• _Required task_
Output the full listing below exactly, without the pictures.

• _Data records_
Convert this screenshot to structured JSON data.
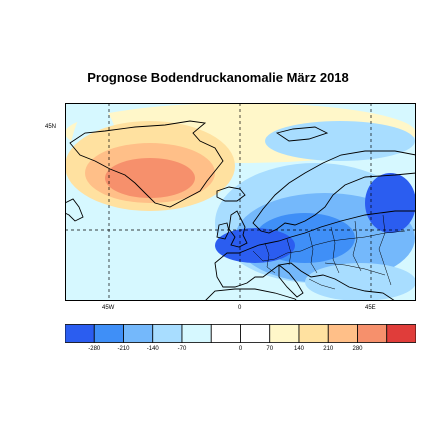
{
  "map": {
    "title": "Prognose Bodendruckanomalie März 2018",
    "lon_labels": [
      "45W",
      "0",
      "45E"
    ],
    "lat_labels": [
      "45N"
    ]
  },
  "colorbar": {
    "ticks": [
      "-280",
      "-210",
      "-140",
      "-70",
      "0",
      "70",
      "140",
      "210",
      "280"
    ],
    "colors": [
      "#2b5df0",
      "#3f8ff7",
      "#74b8fb",
      "#a8ddff",
      "#d6f8ff",
      "#ffffff",
      "#ffffff",
      "#fff7c9",
      "#ffe1a0",
      "#ffbf88",
      "#f6906c",
      "#e03d3a"
    ]
  },
  "chart_data": {
    "type": "heatmap",
    "title": "Prognose Bodendruckanomalie März 2018",
    "region": "North Atlantic / Europe",
    "xlabel": "",
    "ylabel": "",
    "x_ticks": [
      "45W",
      "0",
      "45E"
    ],
    "y_ticks": [
      "45N"
    ],
    "color_scale_ticks": [
      -280,
      -210,
      -140,
      -70,
      0,
      70,
      140,
      210,
      280
    ],
    "pattern": [
      {
        "feature": "positive anomaly center",
        "location": "south of Greenland",
        "value_range": [
          140,
          280
        ]
      },
      {
        "feature": "negative anomaly band",
        "location": "Bay of Biscay / France to Central Europe",
        "value_range": [
          -280,
          -140
        ]
      },
      {
        "feature": "negative anomaly",
        "location": "Eastern Europe / Russia",
        "value_range": [
          -280,
          -140
        ]
      }
    ]
  }
}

• _Correct result_
Convert this screenshot to structured JSON data.
{
  "map": {
    "title": "Prognose Bodendruckanomalie März 2018",
    "lon_labels": [
      "45W",
      "0",
      "45E"
    ],
    "lat_labels": [
      "45N"
    ]
  },
  "colorbar": {
    "ticks": [
      "-280",
      "-210",
      "-140",
      "-70",
      "0",
      "70",
      "140",
      "210",
      "280"
    ],
    "colors": [
      "#2b5df0",
      "#3f8ff7",
      "#74b8fb",
      "#a8ddff",
      "#d6f8ff",
      "#ffffff",
      "#ffffff",
      "#fff7c9",
      "#ffe1a0",
      "#ffbf88",
      "#f6906c",
      "#e03d3a"
    ]
  },
  "chart_data": {
    "type": "heatmap",
    "title": "Prognose Bodendruckanomalie März 2018",
    "region": "North Atlantic / Europe",
    "xlabel": "",
    "ylabel": "",
    "x_ticks": [
      "45W",
      "0",
      "45E"
    ],
    "y_ticks": [
      "45N"
    ],
    "color_scale_ticks": [
      -280,
      -210,
      -140,
      -70,
      0,
      70,
      140,
      210,
      280
    ],
    "pattern": [
      {
        "feature": "positive anomaly center",
        "location": "south of Greenland",
        "value_range": [
          140,
          280
        ]
      },
      {
        "feature": "negative anomaly band",
        "location": "Bay of Biscay / France to Central Europe",
        "value_range": [
          -280,
          -140
        ]
      },
      {
        "feature": "negative anomaly",
        "location": "Eastern Europe / Russia",
        "value_range": [
          -280,
          -140
        ]
      }
    ]
  }
}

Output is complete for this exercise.